> [WORK TO COMPLETE]
Scan the records below for lines with the word "يقال", then state how many you find and nothing else.

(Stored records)

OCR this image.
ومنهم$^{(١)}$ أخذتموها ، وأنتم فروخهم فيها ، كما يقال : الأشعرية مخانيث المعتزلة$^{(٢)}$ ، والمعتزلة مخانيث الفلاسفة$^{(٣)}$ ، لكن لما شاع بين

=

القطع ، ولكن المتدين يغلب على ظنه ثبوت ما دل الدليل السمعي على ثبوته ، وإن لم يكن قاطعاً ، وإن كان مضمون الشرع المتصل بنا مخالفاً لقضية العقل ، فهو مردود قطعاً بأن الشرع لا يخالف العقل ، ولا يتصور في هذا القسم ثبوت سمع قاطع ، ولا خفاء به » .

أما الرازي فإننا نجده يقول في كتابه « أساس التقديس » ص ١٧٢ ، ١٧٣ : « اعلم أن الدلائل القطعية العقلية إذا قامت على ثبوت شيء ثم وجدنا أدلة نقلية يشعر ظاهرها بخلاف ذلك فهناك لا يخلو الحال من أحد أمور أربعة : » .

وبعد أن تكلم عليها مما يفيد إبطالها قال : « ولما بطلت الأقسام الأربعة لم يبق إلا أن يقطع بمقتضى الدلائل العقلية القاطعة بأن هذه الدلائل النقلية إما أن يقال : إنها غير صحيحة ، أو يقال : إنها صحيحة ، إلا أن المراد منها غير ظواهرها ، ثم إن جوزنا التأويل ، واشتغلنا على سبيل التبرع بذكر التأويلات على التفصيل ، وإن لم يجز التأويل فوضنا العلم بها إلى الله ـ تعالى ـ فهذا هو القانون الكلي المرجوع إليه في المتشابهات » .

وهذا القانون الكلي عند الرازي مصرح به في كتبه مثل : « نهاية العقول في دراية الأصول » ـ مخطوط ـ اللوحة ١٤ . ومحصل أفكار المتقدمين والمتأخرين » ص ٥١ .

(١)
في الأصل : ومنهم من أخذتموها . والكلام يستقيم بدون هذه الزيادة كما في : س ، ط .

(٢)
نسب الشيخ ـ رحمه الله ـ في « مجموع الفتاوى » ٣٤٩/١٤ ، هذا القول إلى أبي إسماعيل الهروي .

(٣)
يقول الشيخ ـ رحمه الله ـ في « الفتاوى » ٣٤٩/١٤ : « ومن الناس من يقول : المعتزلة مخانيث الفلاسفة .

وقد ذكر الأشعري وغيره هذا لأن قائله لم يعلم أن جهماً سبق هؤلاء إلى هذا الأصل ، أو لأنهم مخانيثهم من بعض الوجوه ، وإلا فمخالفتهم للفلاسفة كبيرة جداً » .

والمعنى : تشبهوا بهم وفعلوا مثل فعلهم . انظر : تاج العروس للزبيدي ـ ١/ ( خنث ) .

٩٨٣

> [IN RESPONSE]
2